== Records shown
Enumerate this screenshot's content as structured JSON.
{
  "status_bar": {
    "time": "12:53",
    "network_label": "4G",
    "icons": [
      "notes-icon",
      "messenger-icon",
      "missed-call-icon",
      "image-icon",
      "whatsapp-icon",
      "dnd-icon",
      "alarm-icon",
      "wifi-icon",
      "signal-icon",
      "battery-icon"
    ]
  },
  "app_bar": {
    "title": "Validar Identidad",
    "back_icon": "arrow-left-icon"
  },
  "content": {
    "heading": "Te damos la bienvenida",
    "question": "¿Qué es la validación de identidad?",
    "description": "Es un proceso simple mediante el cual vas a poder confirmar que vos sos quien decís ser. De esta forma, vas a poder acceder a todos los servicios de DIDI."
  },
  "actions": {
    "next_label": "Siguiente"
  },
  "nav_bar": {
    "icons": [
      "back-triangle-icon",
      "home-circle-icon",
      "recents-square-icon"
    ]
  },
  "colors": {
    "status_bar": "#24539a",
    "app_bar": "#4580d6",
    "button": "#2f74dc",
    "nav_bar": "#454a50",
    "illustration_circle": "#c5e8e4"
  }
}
====
Description of the task - In the records above, how many lines include the string "content"? Answer with only the number.

Correct response - 2